Data entries for graphics
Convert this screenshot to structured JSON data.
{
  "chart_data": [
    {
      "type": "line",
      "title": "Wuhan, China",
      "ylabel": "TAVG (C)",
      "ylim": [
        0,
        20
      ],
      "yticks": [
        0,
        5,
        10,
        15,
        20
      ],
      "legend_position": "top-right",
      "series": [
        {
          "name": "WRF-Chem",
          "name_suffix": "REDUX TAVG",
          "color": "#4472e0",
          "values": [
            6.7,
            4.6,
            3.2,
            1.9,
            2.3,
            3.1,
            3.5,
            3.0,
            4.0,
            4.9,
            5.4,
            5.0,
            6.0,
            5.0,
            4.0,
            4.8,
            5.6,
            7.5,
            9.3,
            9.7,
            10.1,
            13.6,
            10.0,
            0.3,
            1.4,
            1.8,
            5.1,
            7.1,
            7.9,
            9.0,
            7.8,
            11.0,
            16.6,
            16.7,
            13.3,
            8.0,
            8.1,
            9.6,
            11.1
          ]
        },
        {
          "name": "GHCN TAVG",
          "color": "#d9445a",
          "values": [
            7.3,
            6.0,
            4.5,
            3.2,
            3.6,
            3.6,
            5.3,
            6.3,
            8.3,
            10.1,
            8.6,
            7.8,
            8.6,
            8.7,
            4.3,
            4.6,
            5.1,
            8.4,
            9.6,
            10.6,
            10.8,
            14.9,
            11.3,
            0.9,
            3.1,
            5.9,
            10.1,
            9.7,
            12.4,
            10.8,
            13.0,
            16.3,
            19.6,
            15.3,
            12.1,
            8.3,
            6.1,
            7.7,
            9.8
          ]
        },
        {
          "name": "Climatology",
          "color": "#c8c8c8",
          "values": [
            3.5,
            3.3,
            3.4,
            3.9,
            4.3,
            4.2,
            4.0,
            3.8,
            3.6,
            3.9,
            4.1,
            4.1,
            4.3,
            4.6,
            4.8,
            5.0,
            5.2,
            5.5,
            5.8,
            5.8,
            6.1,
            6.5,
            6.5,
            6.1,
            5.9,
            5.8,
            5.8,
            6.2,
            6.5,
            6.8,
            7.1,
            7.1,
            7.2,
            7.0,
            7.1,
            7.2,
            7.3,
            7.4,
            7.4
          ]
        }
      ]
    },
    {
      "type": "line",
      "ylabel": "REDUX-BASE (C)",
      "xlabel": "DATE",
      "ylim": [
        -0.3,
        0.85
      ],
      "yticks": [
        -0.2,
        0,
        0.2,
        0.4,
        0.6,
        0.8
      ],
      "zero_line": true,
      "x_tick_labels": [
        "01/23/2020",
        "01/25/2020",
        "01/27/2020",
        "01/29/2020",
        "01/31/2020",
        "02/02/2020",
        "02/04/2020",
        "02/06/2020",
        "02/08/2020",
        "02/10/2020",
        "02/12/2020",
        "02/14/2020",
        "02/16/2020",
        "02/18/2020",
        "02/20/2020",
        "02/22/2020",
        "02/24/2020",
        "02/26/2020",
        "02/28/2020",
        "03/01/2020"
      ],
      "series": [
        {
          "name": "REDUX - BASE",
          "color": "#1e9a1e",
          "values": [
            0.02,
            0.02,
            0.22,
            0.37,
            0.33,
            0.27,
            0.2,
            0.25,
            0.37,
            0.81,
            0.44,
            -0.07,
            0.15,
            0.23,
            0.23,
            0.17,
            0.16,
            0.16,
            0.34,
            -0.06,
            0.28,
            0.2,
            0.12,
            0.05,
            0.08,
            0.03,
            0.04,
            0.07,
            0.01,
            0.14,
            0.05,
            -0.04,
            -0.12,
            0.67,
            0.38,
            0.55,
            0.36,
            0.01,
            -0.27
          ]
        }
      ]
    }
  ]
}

==

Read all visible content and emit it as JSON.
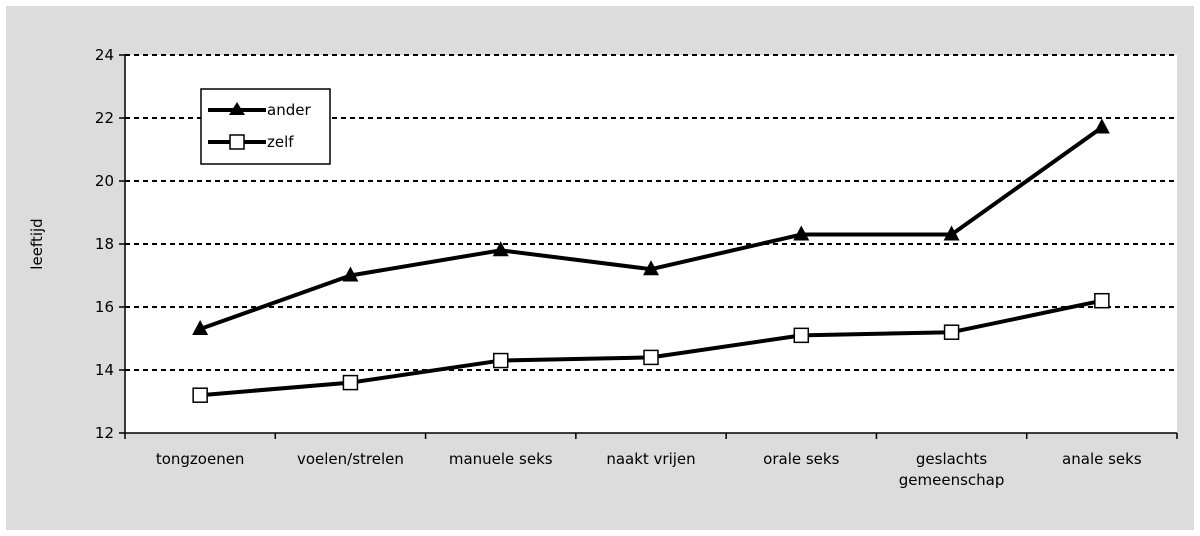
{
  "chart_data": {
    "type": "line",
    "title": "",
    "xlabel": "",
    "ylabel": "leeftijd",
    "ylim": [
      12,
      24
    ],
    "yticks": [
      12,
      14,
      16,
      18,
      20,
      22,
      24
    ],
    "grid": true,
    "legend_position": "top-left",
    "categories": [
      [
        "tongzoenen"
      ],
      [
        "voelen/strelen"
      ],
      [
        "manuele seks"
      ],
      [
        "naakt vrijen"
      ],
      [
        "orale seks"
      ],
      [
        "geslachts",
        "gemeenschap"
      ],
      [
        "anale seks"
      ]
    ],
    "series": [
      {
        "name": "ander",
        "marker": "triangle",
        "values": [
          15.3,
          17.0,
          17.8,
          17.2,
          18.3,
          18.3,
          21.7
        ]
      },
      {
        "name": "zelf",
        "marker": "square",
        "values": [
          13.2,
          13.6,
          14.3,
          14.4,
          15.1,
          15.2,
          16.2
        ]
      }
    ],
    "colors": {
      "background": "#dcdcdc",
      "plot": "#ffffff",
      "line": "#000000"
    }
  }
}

## WHAT YOU ARE ASKED TO DO:
Tell how many lines of the data above hold the string "JSON". Give only the number.

## RESULT OF THIS EXERCISE:
2